Given passage -
┄┄┄┄┄┄
# I finished my garden. Next spring will tell the tale.



## Ruth n Jersey (Oct 23, 2018)

Because of deer problems I redid the whole garden. I knew the outer fencing was high enough but they nibbled anything that grew near the fence. I put a section of fence right down the center of the garden. I'll plant my peas,string beans, and cucumbers on it. I ran a smaller size fence along the bottom of the whole garden to prevent  the smaller varmints from getting in. Next spring we will see who won out.  

I had to give up a portion of the garden for the leaves. We live in a rural area but yet can't dump our leaves in the fields down the street and the town doesn't collect them. They expect us to bag them. We have an acre of property and a lot of trees. Bagging them would be impossible.


----------



## applecruncher (Oct 23, 2018)

Nice job!


----------



## Aunt Bea (Oct 23, 2018)

Very nice!

Hopefully, the fence will help keep the weeds out of the garden too! layful:nthego:


----------



## Falcon (Oct 23, 2018)

VERY   nice  work  Ruth.   Good  job.

:yougogirl:


----------



## SeaBreeze (Oct 23, 2018)

Looks very nice Ruth, I know that must have been a lot of work but well worth it!  Leaves are supposed to make good compost to mix in the soil, so it's not a waste to have them.


----------



## MeAgain (Nov 30, 2018)
┄┄┄┄┄┄
Image-based layout entries:
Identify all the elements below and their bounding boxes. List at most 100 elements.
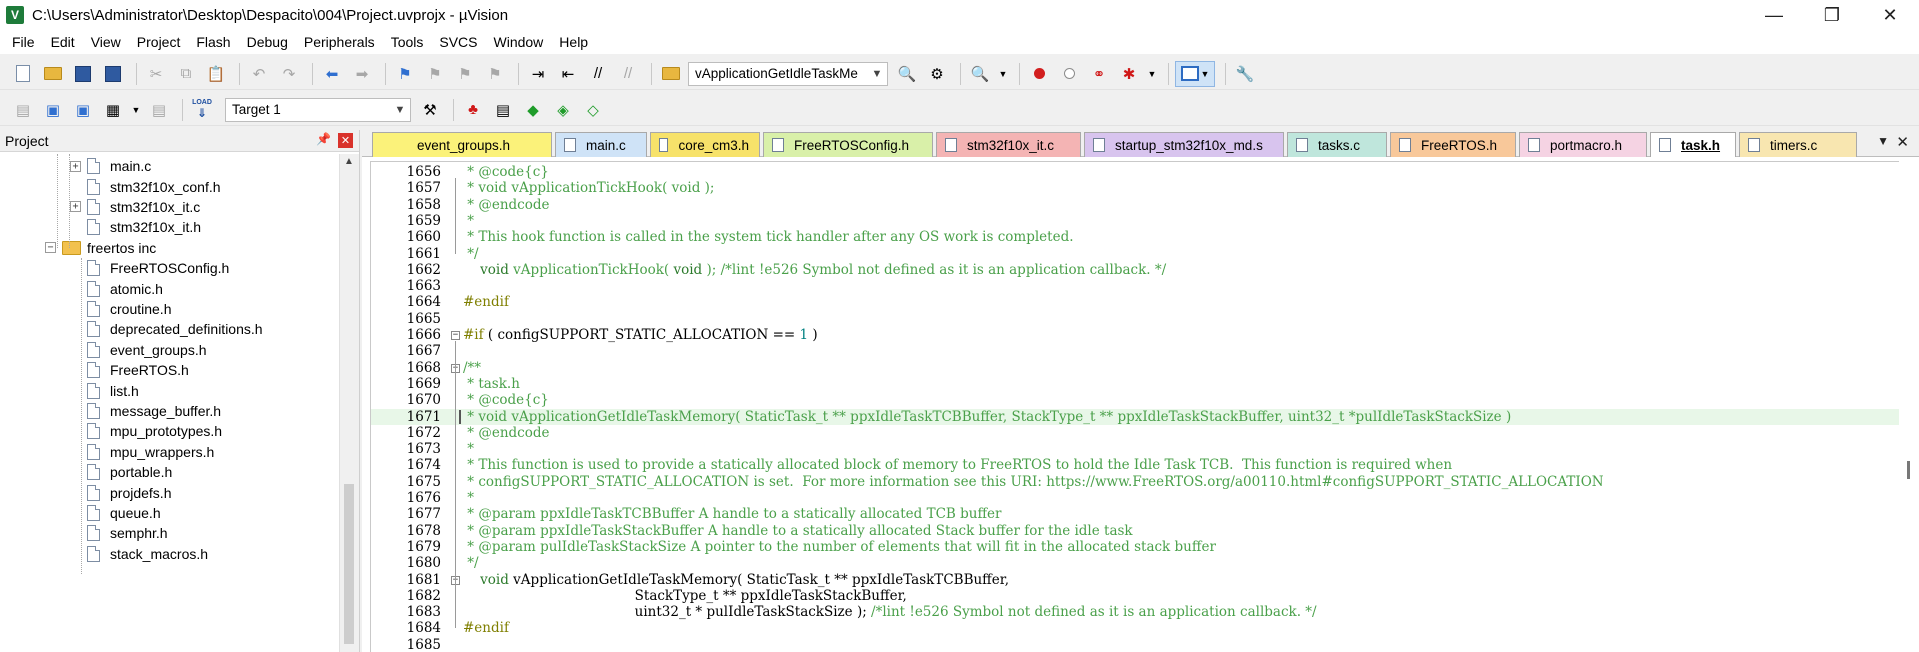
event-recorder-button[interactable]: ◇ — [580, 97, 606, 123]
scroll-up-icon[interactable]: ▲ — [344, 156, 354, 167]
save-button[interactable] — [70, 61, 96, 87]
debug-dropdown[interactable]: ▼ — [997, 61, 1009, 87]
copy-button[interactable]: ⧉ — [173, 61, 199, 87]
tree-file-item[interactable]: portable.h — [87, 462, 172, 482]
comment-button[interactable]: // — [585, 61, 611, 87]
code-line[interactable]: 1678 * @param ppxIdleTaskStackBuffer A h… — [371, 523, 1919, 539]
code-line[interactable]: 1682 StackType_t ** ppxIdleTaskStackBuff… — [371, 588, 1919, 604]
chevron-down-icon[interactable]: ▼ — [869, 66, 885, 82]
clear-bookmarks-button[interactable]: ⚑ — [482, 61, 508, 87]
tree-file-item[interactable]: event_groups.h — [87, 340, 207, 360]
tree-file-item[interactable]: mpu_prototypes.h — [87, 421, 222, 441]
tree-file-item[interactable]: FreeRTOSConfig.h — [87, 258, 229, 278]
manage-rte-button[interactable]: ◆ — [520, 97, 546, 123]
maximize-button[interactable]: ❐ — [1803, 0, 1861, 30]
navigate-forward-button[interactable]: ➡ — [349, 61, 375, 87]
expand-icon[interactable]: + — [70, 160, 81, 172]
new-file-button[interactable] — [10, 61, 36, 87]
window-layout-button[interactable]: ▼ — [1175, 60, 1215, 87]
target-options-button[interactable]: ⚒ — [417, 97, 443, 123]
code-line[interactable]: 1672 * @endcode — [371, 425, 1919, 441]
redo-button[interactable]: ↷ — [276, 61, 302, 87]
scroll-position-marker[interactable] — [1907, 461, 1910, 479]
batch-build-dropdown[interactable]: ▼ — [130, 97, 142, 123]
menu-tools[interactable]: Tools — [383, 30, 432, 54]
previous-bookmark-button[interactable]: ⚑ — [422, 61, 448, 87]
pack-installer-button[interactable]: ◈ — [550, 97, 576, 123]
fold-collapse-icon[interactable]: − — [451, 331, 460, 340]
menu-file[interactable]: File — [4, 30, 43, 54]
breakpoint-dropdown[interactable]: ▼ — [1146, 61, 1158, 87]
close-icon[interactable]: ✕ — [338, 133, 353, 148]
incremental-find-button[interactable]: ⚙ — [924, 61, 950, 87]
tree-file-item[interactable]: message_buffer.h — [87, 401, 221, 421]
code-line[interactable]: 1679 * @param pulIdleTaskStackSize A poi… — [371, 539, 1919, 555]
stop-build-button[interactable]: ▤ — [146, 97, 172, 123]
disable-all-breakpoints-button[interactable]: ⚭ — [1086, 61, 1112, 87]
scrollbar-thumb[interactable] — [344, 484, 354, 644]
code-line[interactable]: 1663 — [371, 278, 1919, 294]
code-line[interactable]: 1673 * — [371, 441, 1919, 457]
enable-breakpoint-button[interactable] — [1056, 61, 1082, 87]
indent-button[interactable]: ⇥ — [525, 61, 551, 87]
tree-file-item[interactable]: deprecated_definitions.h — [87, 319, 263, 339]
editor-scrollbar[interactable] — [1899, 161, 1919, 652]
code-line[interactable]: 1664 #endif — [371, 294, 1919, 310]
project-scrollbar[interactable]: ▲ — [339, 154, 359, 652]
code-line[interactable]: 1681 void vApplicationGetIdleTaskMemory(… — [371, 572, 1919, 588]
find-in-files-button[interactable] — [658, 61, 684, 87]
tab-event-groups-h[interactable]: event_groups.h — [372, 132, 552, 157]
menu-svcs[interactable]: SVCS — [431, 30, 485, 54]
close-tab-icon[interactable]: ✕ — [1896, 133, 1909, 151]
rebuild-button[interactable]: ▣ — [70, 97, 96, 123]
tab-freertos-h[interactable]: FreeRTOS.h — [1390, 132, 1516, 157]
expand-icon[interactable]: + — [70, 201, 81, 213]
tab-tasks-c[interactable]: tasks.c — [1287, 132, 1387, 157]
chevron-down-icon[interactable]: ▼ — [392, 102, 408, 118]
code-line[interactable]: 1683 uint32_t * pulIdleTaskStackSize ); … — [371, 604, 1919, 620]
menu-peripherals[interactable]: Peripherals — [296, 30, 383, 54]
tab-main-c[interactable]: main.c — [555, 132, 647, 157]
open-file-button[interactable] — [40, 61, 66, 87]
debug-session-button[interactable]: 🔍 — [967, 61, 993, 87]
code-editor[interactable]: 1656 * @code{c} 1657 * void vApplicationT… — [370, 161, 1919, 652]
insert-bookmark-button[interactable]: ⚑ — [392, 61, 418, 87]
tab-task-h[interactable]: task.h — [1650, 132, 1736, 157]
menu-project[interactable]: Project — [129, 30, 189, 54]
menu-flash[interactable]: Flash — [188, 30, 238, 54]
navigate-back-button[interactable]: ⬅ — [319, 61, 345, 87]
insert-breakpoint-button[interactable] — [1026, 61, 1052, 87]
code-line[interactable]: 1674 * This function is used to provide … — [371, 457, 1919, 473]
uncomment-button[interactable]: // — [615, 61, 641, 87]
code-line[interactable]: 1680 */ — [371, 555, 1919, 571]
tab-timers-c[interactable]: timers.c — [1739, 132, 1857, 157]
tree-file-item[interactable]: stm32f10x_conf.h — [87, 176, 221, 196]
code-line[interactable]: 1659 * — [371, 213, 1919, 229]
tree-file-item[interactable]: stack_macros.h — [87, 544, 208, 564]
code-line[interactable]: 1684 #endif — [371, 620, 1919, 636]
code-line[interactable]: 1676 * — [371, 490, 1919, 506]
collapse-icon[interactable]: − — [45, 242, 56, 254]
tree-file-item[interactable]: queue.h — [87, 503, 161, 523]
undo-button[interactable]: ↶ — [246, 61, 272, 87]
code-line[interactable]: 1656 * @code{c} — [371, 164, 1919, 180]
code-line[interactable]: 1658 * @endcode — [371, 197, 1919, 213]
tree-file-item[interactable]: mpu_wrappers.h — [87, 442, 214, 462]
target-select[interactable]: Target 1 ▼ — [225, 97, 411, 122]
pin-icon[interactable]: 📌 — [316, 132, 331, 146]
download-button[interactable]: LOAD ⇓ — [189, 97, 215, 123]
code-line[interactable]: 1657 * void vApplicationTickHook( void )… — [371, 180, 1919, 196]
code-line[interactable]: 1661 */ — [371, 246, 1919, 262]
code-line[interactable]: 1675 * configSUPPORT_STATIC_ALLOCATION i… — [371, 474, 1919, 490]
code-line[interactable]: 1669 * task.h — [371, 376, 1919, 392]
tree-file-item[interactable]: atomic.h — [87, 278, 163, 298]
code-line[interactable]: 1677 * @param ppxIdleTaskTCBBuffer A han… — [371, 506, 1919, 522]
tree-file-item[interactable]: croutine.h — [87, 299, 171, 319]
select-packs-button[interactable]: ▤ — [490, 97, 516, 123]
tab-startup-stm32f10x-md-s[interactable]: startup_stm32f10x_md.s — [1084, 132, 1284, 157]
tree-file-item[interactable]: semphr.h — [87, 523, 168, 543]
code-line[interactable]: 1667 — [371, 343, 1919, 359]
tree-folder-item[interactable]: − freertos inc — [45, 238, 156, 258]
menu-window[interactable]: Window — [486, 30, 552, 54]
unindent-button[interactable]: ⇤ — [555, 61, 581, 87]
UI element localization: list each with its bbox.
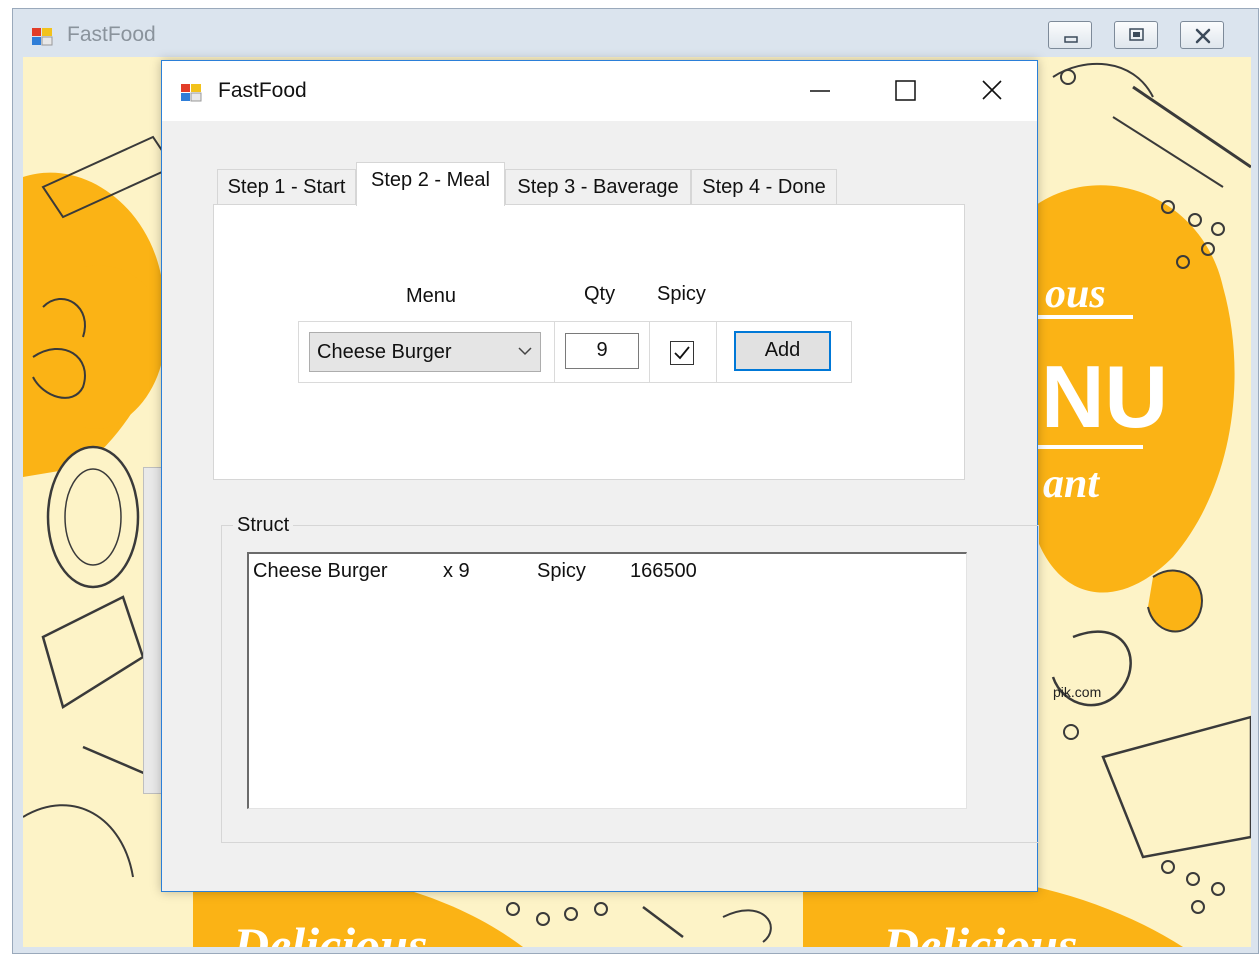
┄┄┄┄┄┄
Requests -
1/ In the listing, quote every line from the one containing "event-recorder-button[interactable]: ◇ —" down to the one containing "tree-file-item[interactable]: message_buffer.h —", including both of those lines.
2/ Continue the garden-fencing thread from where it stops.

Answers to the problems -
1/
event-recorder-button[interactable]: ◇ — [580, 97, 606, 123]
scroll-up-icon[interactable]: ▲ — [344, 156, 354, 167]
save-button[interactable] — [70, 61, 96, 87]
debug-dropdown[interactable]: ▼ — [997, 61, 1009, 87]
copy-button[interactable]: ⧉ — [173, 61, 199, 87]
tree-file-item[interactable]: portable.h — [87, 462, 172, 482]
comment-button[interactable]: // — [585, 61, 611, 87]
code-line[interactable]: 1678 * @param ppxIdleTaskStackBuffer A h… — [371, 523, 1919, 539]
code-line[interactable]: 1682 StackType_t ** ppxIdleTaskStackBuff… — [371, 588, 1919, 604]
chevron-down-icon[interactable]: ▼ — [869, 66, 885, 82]
clear-bookmarks-button[interactable]: ⚑ — [482, 61, 508, 87]
tree-file-item[interactable]: event_groups.h — [87, 340, 207, 360]
tree-file-item[interactable]: mpu_prototypes.h — [87, 421, 222, 441]
tree-file-item[interactable]: FreeRTOSConfig.h — [87, 258, 229, 278]
manage-rte-button[interactable]: ◆ — [520, 97, 546, 123]
maximize-button[interactable]: ❐ — [1803, 0, 1861, 30]
navigate-forward-button[interactable]: ➡ — [349, 61, 375, 87]
expand-icon[interactable]: + — [70, 160, 81, 172]
new-file-button[interactable] — [10, 61, 36, 87]
window-layout-button[interactable]: ▼ — [1175, 60, 1215, 87]
target-options-button[interactable]: ⚒ — [417, 97, 443, 123]
code-line[interactable]: 1672 * @endcode — [371, 425, 1919, 441]
redo-button[interactable]: ↷ — [276, 61, 302, 87]
scroll-position-marker[interactable] — [1907, 461, 1910, 479]
batch-build-dropdown[interactable]: ▼ — [130, 97, 142, 123]
menu-tools[interactable]: Tools — [383, 30, 432, 54]
previous-bookmark-button[interactable]: ⚑ — [422, 61, 448, 87]
pack-installer-button[interactable]: ◈ — [550, 97, 576, 123]
fold-collapse-icon[interactable]: − — [451, 331, 460, 340]
menu-file[interactable]: File — [4, 30, 43, 54]
breakpoint-dropdown[interactable]: ▼ — [1146, 61, 1158, 87]
close-icon[interactable]: ✕ — [338, 133, 353, 148]
incremental-find-button[interactable]: ⚙ — [924, 61, 950, 87]
tree-file-item[interactable]: message_buffer.h — [87, 401, 221, 421]

2/
SeaBreeze said:


> Looks very nice Ruth, I know that must have been a lot of work but well worth it!  Leaves are supposed to make good compost to mix in the soil, so it's not a waste to have them.



 SeaBreeze, I agree. We rake our leaves up on a large poly tarp then drag them to our compost areas and empty them. For awhile I would rake them up use pitch fork to put them into wheelbarrow and push them to pile. Way too much work, so I started using the plastic sheeting.

Nice garden area Ruth.


----------



## Keesha (Nov 30, 2018)

SeaBreeze said:


> Looks very nice Ruth, I know that must have been a lot of work but well worth it!  Leaves are supposed to make good compost to mix in the soil, so it's not a waste to have them.


That’s right. We live in a very heavily forested lot and have lots of leaves and I have a huge corner of our property designated to composting leaves similar to your Ruth. It makes great compost. 
Good job. You look very organized.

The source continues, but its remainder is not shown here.